Count lines holding the word "sinαcosα". Only the number is wanted.
========================================
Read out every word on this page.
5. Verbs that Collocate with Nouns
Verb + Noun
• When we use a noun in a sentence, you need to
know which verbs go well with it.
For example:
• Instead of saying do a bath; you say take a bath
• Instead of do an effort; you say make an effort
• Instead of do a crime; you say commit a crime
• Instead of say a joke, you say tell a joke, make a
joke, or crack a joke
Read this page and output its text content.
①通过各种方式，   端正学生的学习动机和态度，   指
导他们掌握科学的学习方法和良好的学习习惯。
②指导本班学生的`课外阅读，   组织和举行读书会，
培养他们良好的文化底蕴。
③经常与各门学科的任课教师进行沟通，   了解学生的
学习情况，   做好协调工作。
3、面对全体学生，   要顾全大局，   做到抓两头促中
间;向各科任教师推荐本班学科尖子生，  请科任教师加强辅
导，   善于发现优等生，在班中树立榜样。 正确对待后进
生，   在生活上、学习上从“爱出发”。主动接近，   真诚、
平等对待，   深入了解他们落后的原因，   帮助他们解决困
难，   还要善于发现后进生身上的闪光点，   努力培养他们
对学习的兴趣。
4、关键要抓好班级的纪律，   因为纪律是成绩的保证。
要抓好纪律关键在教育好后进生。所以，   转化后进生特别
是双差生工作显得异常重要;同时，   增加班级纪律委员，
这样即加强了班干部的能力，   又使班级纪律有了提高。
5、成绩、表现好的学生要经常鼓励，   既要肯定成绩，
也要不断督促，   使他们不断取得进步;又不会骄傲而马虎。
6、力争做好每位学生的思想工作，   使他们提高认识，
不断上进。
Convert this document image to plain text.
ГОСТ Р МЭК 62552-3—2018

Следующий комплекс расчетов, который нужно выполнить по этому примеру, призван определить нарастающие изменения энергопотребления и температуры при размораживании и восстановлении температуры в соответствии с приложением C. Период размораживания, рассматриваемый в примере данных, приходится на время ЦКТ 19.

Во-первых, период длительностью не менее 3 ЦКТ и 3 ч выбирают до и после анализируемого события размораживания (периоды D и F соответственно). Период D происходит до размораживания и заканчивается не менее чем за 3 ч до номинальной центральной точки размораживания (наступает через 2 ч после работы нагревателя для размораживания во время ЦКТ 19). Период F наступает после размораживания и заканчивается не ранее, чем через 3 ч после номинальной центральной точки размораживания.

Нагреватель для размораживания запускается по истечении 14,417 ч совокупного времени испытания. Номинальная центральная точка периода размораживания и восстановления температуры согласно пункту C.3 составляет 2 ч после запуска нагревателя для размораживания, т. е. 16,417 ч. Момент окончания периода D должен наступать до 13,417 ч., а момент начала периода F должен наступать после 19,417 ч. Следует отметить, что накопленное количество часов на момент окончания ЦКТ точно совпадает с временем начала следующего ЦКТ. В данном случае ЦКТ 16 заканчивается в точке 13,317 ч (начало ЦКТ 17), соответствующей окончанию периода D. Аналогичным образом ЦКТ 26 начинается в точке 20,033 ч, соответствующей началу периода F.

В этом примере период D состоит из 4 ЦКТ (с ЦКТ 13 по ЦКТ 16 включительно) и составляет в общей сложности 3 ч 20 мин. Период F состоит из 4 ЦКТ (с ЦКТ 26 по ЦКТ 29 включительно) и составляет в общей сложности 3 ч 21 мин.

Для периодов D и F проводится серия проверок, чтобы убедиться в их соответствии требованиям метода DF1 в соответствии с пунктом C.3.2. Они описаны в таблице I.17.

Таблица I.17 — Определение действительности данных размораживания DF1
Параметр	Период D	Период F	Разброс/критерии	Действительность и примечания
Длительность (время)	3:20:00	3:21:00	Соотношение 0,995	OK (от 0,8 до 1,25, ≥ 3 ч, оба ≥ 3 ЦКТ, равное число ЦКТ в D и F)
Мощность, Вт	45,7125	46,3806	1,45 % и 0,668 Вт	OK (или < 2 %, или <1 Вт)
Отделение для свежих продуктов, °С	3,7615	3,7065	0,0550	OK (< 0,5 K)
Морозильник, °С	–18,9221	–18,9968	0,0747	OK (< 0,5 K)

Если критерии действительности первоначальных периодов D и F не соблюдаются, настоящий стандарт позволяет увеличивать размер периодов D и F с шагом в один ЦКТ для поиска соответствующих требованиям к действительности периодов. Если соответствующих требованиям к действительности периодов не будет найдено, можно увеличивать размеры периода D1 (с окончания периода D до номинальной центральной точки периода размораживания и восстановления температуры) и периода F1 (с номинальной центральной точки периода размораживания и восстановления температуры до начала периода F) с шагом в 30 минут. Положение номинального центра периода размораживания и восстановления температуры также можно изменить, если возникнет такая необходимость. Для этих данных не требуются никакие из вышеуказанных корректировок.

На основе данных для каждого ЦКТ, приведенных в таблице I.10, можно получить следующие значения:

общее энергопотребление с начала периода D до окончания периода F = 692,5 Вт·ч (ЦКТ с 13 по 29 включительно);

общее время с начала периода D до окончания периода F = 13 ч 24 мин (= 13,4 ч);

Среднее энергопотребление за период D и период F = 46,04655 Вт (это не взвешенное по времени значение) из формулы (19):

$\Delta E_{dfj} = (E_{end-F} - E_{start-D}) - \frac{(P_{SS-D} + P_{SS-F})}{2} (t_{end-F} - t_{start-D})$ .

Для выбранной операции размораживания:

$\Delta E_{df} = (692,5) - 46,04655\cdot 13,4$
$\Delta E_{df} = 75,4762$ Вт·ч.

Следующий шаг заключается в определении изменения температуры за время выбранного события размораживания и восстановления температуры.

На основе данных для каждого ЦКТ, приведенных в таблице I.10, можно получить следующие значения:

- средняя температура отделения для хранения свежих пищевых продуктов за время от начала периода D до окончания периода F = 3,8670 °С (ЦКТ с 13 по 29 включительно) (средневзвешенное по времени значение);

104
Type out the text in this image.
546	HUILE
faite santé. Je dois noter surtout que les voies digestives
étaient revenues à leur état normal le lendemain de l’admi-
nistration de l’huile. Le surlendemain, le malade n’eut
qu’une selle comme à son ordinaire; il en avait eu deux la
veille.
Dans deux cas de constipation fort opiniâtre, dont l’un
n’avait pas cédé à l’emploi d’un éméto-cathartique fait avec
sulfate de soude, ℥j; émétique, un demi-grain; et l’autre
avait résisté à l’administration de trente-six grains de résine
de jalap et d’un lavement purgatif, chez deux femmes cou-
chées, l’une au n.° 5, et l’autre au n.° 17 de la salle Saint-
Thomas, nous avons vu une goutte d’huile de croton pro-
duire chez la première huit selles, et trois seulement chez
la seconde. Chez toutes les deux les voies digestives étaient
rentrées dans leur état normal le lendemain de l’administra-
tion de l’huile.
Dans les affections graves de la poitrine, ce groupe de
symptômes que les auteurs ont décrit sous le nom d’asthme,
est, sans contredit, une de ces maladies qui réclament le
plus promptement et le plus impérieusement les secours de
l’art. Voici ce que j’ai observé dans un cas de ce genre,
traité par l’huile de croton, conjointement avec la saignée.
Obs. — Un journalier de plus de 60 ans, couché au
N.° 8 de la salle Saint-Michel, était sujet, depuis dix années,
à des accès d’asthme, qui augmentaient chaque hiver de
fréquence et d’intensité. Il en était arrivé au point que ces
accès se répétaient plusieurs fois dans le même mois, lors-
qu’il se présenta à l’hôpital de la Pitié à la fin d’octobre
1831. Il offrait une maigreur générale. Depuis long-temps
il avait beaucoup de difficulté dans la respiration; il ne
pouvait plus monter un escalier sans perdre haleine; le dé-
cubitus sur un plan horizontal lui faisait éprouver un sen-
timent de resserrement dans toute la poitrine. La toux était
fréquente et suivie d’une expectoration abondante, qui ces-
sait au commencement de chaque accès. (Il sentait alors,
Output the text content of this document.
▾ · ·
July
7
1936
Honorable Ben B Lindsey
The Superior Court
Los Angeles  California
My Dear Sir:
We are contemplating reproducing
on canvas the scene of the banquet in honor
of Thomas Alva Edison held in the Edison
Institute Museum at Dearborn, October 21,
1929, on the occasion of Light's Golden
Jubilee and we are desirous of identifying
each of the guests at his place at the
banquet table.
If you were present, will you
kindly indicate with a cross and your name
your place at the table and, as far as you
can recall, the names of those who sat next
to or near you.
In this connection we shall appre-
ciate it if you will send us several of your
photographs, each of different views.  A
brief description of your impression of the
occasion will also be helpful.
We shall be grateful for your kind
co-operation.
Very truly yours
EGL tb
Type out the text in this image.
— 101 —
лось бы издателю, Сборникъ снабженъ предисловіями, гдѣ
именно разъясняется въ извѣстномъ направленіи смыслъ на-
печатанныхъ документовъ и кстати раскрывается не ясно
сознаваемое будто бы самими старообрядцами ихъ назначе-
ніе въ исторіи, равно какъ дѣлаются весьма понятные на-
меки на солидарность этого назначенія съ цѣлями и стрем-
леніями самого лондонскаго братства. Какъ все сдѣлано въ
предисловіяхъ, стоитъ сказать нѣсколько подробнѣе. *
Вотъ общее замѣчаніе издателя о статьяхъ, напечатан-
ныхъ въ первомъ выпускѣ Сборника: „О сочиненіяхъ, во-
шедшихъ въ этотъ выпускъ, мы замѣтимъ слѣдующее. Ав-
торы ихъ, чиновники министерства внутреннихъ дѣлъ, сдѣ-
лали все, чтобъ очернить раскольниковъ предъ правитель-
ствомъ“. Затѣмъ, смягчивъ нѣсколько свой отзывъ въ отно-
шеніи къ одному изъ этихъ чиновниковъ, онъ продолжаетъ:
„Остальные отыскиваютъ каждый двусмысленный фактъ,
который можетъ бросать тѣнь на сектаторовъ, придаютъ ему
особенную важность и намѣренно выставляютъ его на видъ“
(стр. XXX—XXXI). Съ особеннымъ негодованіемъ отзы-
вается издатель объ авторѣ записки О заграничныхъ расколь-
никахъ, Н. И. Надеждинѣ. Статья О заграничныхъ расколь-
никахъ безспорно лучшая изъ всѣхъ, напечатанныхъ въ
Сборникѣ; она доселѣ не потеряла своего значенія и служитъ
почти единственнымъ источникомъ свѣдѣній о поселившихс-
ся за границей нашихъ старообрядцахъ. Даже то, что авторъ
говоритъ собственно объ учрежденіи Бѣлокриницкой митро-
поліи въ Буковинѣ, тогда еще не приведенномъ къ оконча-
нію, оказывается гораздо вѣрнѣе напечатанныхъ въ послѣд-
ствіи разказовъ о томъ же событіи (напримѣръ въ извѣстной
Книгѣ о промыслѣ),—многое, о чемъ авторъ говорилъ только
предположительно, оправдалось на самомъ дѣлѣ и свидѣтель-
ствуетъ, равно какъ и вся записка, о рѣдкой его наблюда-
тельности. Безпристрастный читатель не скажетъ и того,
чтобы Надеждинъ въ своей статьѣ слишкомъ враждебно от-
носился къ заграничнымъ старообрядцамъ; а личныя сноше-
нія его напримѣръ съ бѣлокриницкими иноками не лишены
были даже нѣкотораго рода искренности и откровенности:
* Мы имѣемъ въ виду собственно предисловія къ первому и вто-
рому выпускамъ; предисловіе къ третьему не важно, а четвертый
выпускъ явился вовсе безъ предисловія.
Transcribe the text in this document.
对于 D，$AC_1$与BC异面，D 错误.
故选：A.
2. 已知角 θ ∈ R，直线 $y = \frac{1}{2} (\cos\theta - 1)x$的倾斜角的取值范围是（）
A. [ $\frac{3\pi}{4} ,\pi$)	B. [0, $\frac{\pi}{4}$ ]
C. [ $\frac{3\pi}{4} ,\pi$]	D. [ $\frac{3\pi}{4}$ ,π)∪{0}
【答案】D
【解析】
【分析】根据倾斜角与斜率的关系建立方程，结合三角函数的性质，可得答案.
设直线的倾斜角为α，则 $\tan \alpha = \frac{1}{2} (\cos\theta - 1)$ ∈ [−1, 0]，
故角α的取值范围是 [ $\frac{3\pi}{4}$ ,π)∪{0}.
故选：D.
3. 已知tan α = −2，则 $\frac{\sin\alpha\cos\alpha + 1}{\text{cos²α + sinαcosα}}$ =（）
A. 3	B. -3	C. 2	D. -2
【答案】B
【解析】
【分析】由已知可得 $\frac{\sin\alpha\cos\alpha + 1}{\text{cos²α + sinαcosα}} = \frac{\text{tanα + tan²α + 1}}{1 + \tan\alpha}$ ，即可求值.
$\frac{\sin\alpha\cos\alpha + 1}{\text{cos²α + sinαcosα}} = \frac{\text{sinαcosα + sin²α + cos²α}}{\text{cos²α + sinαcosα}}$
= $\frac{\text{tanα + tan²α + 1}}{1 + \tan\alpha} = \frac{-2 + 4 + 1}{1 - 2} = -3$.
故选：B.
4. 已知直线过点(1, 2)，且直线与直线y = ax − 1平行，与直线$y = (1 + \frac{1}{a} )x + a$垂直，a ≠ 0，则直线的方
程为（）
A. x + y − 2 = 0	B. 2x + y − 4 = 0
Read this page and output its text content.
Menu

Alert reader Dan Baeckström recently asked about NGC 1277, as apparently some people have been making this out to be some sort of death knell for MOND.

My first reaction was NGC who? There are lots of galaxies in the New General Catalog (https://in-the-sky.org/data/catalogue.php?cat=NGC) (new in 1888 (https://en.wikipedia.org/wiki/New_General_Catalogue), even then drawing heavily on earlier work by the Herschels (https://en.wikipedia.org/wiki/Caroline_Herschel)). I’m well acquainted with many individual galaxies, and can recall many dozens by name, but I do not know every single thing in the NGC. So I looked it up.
========================================
Solution to this problem: 3